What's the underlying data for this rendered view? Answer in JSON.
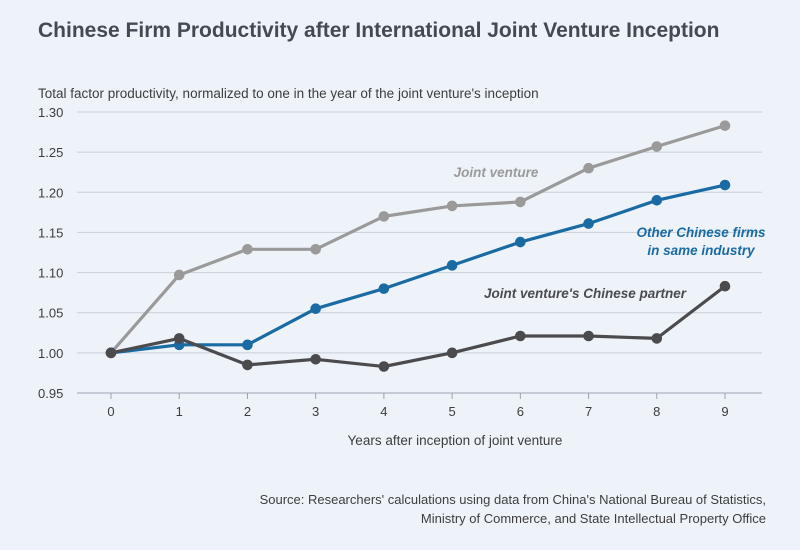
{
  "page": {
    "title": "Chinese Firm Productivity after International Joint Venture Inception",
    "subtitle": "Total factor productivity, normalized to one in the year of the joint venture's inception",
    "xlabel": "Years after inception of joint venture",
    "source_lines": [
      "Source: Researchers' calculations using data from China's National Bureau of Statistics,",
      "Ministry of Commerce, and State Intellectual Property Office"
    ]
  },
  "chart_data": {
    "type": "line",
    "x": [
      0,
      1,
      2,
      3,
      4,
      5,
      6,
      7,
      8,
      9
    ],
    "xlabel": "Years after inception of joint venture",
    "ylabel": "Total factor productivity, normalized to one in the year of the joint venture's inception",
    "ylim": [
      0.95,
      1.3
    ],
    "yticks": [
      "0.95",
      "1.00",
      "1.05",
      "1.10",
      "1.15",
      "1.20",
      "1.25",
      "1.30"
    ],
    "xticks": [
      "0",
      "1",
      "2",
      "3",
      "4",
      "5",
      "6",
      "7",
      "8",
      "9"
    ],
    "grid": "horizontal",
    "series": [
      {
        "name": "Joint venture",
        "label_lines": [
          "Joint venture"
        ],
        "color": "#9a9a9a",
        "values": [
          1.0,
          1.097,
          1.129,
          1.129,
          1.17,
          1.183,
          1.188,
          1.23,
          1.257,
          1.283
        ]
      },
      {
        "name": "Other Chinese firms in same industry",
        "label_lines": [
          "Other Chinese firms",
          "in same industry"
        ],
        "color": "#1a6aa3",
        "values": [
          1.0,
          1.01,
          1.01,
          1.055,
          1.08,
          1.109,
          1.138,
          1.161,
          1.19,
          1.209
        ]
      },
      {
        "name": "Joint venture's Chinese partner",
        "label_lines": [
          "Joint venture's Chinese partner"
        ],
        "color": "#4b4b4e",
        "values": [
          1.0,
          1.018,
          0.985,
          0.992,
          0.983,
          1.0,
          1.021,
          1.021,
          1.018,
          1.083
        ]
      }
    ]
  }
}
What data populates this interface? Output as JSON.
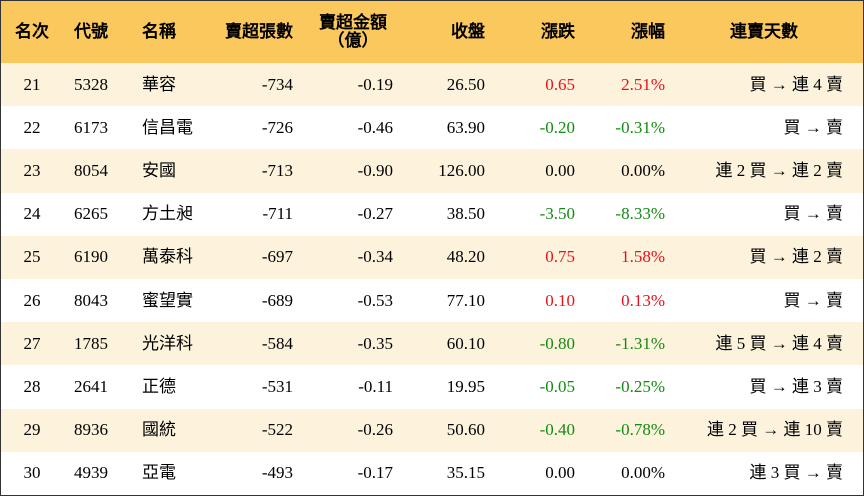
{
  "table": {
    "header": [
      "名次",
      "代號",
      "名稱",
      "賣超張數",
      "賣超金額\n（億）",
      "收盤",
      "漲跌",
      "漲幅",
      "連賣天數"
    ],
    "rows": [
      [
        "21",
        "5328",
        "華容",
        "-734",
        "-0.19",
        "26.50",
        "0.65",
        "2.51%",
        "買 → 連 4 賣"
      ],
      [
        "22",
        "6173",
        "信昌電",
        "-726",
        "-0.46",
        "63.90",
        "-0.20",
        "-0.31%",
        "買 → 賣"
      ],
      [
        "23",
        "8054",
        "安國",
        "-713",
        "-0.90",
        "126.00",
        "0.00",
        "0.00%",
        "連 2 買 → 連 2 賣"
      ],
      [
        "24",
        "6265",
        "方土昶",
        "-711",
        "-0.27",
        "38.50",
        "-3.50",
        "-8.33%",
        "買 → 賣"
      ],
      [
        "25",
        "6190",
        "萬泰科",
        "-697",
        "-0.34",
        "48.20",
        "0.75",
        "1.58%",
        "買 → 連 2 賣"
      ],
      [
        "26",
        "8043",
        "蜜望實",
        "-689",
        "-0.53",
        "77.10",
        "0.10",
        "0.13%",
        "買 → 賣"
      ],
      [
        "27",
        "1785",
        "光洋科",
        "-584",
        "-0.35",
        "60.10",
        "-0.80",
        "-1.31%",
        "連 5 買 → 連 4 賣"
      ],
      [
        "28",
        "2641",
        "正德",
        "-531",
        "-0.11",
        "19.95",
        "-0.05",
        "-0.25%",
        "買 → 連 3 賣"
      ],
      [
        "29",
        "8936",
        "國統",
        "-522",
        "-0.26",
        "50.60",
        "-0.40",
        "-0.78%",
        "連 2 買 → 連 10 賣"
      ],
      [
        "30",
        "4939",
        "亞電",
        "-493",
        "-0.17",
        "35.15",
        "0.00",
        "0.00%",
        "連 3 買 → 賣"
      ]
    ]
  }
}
+--
§ WRITTEN REQUEST: The answer is one number: how many lines of the material above contain "factor".

§ TASK RESULT: 2